Work to do. Return all lines with the word "those" in them.

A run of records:
***
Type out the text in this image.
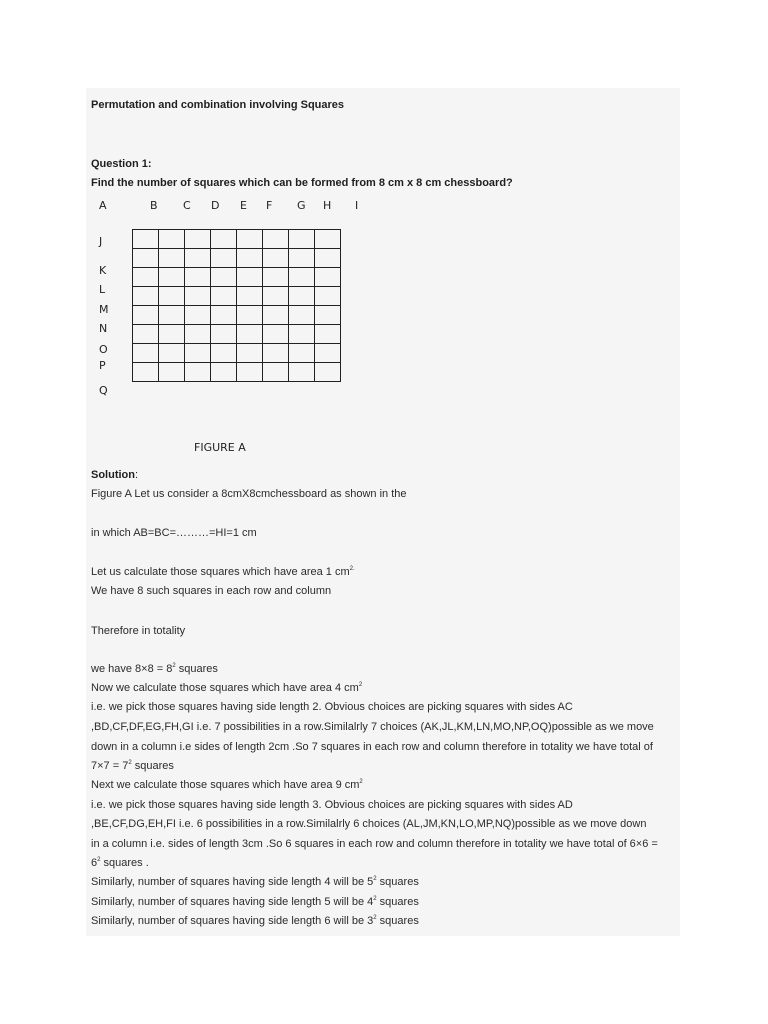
Permutation and combination involving Squares
Question 1:
Find the number of squares which can be formed from 8 cm x 8 cm chessboard?
A	B C D E F G H I
J
K
L
M
N
O
P
Q

FIGURE A
Solution:
Figure A Let us consider a 8cmX8cmchessboard as shown in the
in which AB=BC=………=HI=1 cm
Let us calculate those squares which have area 1 $cm^{2.}$
We have 8 such squares in each row and column
Therefore in totality
we have $8\times 8 = 8^2$ squares
Now we calculate those squares which have area 4 $cm^2$
i.e. we pick those squares having side length 2. Obvious choices are picking squares with sides AC
,BD,CF,DF,EG,FH,GI i.e. 7 possibilities in a row.Similalrly 7 choices (AK,JL,KM,LN,MO,NP,OQ)possible as we move
down in a column i.e sides of length 2cm .So 7 squares in each row and column therefore in totality we have total of
$7\times 7 = 7^2$ squares
Next we calculate those squares which have area 9 $cm^2$
i.e. we pick those squares having side length 3. Obvious choices are picking squares with sides AD
,BE,CF,DG,EH,FI i.e. 6 possibilities in a row.Similalrly 6 choices (AL,JM,KN,LO,MP,NQ)possible as we move down
in a column i.e. sides of length 3cm .So 6 squares in each row and column therefore in totality we have total of 6×6 =
$6^2$ squares .
Similarly, number of squares having side length 4 will be $5^2$ squares
Similarly, number of squares having side length 5 will be $4^2$ squares
Similarly, number of squares having side length 6 will be $3^2$ squares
***
Solution for this problem.
Let us calculate those squares which have area 1 $cm^{2.}$
Now we calculate those squares which have area 4 $cm^2$
i.e. we pick those squares having side length 2. Obvious choices are picking squares with sides AC
Next we calculate those squares which have area 9 $cm^2$
i.e. we pick those squares having side length 3. Obvious choices are picking squares with sides AD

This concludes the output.